(Extracts from a graphics dataset)
--- START ---

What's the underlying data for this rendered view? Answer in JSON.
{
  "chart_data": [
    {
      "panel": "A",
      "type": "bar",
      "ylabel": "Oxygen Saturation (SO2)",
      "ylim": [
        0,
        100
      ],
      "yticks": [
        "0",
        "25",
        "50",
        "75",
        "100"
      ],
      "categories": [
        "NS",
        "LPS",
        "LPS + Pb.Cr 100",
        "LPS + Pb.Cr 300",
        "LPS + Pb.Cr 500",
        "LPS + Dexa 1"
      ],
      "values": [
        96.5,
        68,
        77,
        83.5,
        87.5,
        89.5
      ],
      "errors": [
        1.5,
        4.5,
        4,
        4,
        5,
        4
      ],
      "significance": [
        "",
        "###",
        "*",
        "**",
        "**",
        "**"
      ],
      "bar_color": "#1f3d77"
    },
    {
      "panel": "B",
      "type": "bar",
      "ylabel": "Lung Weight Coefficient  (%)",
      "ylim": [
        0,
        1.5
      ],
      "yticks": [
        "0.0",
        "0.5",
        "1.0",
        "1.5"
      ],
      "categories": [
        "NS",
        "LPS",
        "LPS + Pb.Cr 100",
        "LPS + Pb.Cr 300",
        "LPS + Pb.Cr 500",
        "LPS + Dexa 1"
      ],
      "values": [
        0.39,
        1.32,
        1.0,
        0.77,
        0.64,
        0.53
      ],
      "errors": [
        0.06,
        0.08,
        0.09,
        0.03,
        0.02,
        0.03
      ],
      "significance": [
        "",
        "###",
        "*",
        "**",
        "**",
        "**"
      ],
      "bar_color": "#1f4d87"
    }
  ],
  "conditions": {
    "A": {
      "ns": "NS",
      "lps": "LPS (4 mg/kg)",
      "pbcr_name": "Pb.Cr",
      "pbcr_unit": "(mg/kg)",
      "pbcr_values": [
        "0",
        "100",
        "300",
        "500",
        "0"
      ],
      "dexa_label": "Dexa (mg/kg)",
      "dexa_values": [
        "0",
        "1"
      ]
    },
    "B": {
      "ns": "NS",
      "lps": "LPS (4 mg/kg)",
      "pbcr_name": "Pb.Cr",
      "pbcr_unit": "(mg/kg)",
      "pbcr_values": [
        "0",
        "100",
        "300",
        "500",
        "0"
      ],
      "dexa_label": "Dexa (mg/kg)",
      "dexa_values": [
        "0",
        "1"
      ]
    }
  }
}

--- END ---

### DIRECTIVE
Transcribe the records above exactly as they appear.

### SOLUTION
What's the underlying data for this rendered view? Answer in JSON.
{
  "chart_data": [
    {
      "panel": "A",
      "type": "bar",
      "ylabel": "Oxygen Saturation (SO2)",
      "ylim": [
        0,
        100
      ],
      "yticks": [
        "0",
        "25",
        "50",
        "75",
        "100"
      ],
      "categories": [
        "NS",
        "LPS",
        "LPS + Pb.Cr 100",
        "LPS + Pb.Cr 300",
        "LPS + Pb.Cr 500",
        "LPS + Dexa 1"
      ],
      "values": [
        96.5,
        68,
        77,
        83.5,
        87.5,
        89.5
      ],
      "errors": [
        1.5,
        4.5,
        4,
        4,
        5,
        4
      ],
      "significance": [
        "",
        "###",
        "*",
        "**",
        "**",
        "**"
      ],
      "bar_color": "#1f3d77"
    },
    {
      "panel": "B",
      "type": "bar",
      "ylabel": "Lung Weight Coefficient  (%)",
      "ylim": [
        0,
        1.5
      ],
      "yticks": [
        "0.0",
        "0.5",
        "1.0",
        "1.5"
      ],
      "categories": [
        "NS",
        "LPS",
        "LPS + Pb.Cr 100",
        "LPS + Pb.Cr 300",
        "LPS + Pb.Cr 500",
        "LPS + Dexa 1"
      ],
      "values": [
        0.39,
        1.32,
        1.0,
        0.77,
        0.64,
        0.53
      ],
      "errors": [
        0.06,
        0.08,
        0.09,
        0.03,
        0.02,
        0.03
      ],
      "significance": [
        "",
        "###",
        "*",
        "**",
        "**",
        "**"
      ],
      "bar_color": "#1f4d87"
    }
  ],
  "conditions": {
    "A": {
      "ns": "NS",
      "lps": "LPS (4 mg/kg)",
      "pbcr_name": "Pb.Cr",
      "pbcr_unit": "(mg/kg)",
      "pbcr_values": [
        "0",
        "100",
        "300",
        "500",
        "0"
      ],
      "dexa_label": "Dexa (mg/kg)",
      "dexa_values": [
        "0",
        "1"
      ]
    },
    "B": {
      "ns": "NS",
      "lps": "LPS (4 mg/kg)",
      "pbcr_name": "Pb.Cr",
      "pbcr_unit": "(mg/kg)",
      "pbcr_values": [
        "0",
        "100",
        "300",
        "500",
        "0"
      ],
      "dexa_label": "Dexa (mg/kg)",
      "dexa_values": [
        "0",
        "1"
      ]
    }
  }
}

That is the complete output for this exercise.